### Instructions to follow
Present every line in which the string "Charles" appears.
##### Provided entries #####
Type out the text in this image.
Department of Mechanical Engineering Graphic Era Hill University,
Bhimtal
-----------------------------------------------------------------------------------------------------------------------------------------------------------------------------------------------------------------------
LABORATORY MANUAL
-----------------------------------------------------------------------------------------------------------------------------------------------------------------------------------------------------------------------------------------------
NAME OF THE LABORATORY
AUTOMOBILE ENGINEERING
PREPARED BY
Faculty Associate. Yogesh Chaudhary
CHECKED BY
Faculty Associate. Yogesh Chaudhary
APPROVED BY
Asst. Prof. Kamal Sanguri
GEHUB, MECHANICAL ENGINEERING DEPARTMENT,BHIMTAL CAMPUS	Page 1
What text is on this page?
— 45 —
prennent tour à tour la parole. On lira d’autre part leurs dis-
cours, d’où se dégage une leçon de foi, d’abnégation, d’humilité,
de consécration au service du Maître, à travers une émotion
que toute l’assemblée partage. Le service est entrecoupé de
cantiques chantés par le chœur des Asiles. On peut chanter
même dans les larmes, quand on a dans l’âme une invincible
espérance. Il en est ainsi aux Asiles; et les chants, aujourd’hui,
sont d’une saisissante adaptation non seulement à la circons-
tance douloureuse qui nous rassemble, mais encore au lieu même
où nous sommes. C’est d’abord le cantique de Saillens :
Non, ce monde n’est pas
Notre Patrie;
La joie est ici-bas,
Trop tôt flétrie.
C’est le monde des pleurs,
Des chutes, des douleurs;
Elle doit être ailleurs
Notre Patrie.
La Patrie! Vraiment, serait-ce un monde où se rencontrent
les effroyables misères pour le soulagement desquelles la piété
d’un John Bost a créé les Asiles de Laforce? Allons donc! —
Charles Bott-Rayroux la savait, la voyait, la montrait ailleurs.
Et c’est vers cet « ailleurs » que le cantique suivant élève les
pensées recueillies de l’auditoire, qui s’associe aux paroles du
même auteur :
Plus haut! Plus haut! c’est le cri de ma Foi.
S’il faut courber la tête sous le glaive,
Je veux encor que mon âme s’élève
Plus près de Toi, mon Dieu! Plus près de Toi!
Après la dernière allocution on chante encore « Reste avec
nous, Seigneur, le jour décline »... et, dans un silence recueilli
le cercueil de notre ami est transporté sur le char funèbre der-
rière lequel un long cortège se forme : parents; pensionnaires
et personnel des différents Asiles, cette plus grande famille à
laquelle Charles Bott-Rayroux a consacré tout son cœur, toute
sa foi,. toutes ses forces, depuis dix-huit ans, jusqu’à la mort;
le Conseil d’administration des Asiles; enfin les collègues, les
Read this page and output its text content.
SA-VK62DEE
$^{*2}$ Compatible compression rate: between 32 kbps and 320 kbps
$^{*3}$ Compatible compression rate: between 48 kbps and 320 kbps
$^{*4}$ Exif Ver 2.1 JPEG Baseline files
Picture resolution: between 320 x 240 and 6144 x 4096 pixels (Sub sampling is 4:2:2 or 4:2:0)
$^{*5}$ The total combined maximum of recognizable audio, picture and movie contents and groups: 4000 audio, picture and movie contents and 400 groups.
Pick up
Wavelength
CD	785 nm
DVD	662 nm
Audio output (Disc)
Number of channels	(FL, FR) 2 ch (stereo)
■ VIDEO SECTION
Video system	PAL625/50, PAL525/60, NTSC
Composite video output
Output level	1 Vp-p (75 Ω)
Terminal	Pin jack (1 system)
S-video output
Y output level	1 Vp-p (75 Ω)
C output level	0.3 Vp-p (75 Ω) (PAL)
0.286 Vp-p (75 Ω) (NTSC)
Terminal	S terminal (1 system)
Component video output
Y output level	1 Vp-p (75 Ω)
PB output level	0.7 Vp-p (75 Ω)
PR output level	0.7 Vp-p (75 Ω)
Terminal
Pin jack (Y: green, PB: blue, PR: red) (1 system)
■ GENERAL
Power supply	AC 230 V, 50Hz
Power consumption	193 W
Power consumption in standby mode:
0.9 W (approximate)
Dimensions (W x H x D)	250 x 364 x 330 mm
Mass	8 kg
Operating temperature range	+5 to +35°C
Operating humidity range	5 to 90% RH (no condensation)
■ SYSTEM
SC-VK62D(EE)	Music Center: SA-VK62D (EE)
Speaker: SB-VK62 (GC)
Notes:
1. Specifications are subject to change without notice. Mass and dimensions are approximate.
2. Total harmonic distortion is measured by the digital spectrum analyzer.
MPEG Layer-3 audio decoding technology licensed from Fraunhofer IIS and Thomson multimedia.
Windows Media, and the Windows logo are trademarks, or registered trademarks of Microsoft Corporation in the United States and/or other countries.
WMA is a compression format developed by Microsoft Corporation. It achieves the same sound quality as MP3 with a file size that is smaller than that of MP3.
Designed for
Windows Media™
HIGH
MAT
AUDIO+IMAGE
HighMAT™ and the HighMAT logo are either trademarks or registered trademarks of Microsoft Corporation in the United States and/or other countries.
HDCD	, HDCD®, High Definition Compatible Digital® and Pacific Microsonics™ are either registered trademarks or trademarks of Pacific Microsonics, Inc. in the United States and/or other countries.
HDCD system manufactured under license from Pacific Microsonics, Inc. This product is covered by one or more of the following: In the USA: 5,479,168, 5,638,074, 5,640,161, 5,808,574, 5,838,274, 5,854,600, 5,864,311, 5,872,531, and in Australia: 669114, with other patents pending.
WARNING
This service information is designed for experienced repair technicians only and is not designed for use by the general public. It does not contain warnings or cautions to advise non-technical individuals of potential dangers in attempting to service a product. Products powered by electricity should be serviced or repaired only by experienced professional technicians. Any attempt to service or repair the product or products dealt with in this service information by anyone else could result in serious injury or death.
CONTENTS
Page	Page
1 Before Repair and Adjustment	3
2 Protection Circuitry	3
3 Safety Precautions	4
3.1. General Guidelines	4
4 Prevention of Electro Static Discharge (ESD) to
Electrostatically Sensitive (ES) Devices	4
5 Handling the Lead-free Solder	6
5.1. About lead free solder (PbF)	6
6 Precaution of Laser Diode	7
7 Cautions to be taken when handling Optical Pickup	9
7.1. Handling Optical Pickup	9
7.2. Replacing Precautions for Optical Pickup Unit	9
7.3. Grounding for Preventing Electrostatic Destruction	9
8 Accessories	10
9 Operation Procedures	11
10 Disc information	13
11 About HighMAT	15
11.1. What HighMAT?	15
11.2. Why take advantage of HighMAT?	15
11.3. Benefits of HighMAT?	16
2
#####
### Exercise output
Charles Bott-Rayroux la savait, la voyait, la montrait ailleurs.
laquelle Charles Bott-Rayroux a consacré tout son cœur, toute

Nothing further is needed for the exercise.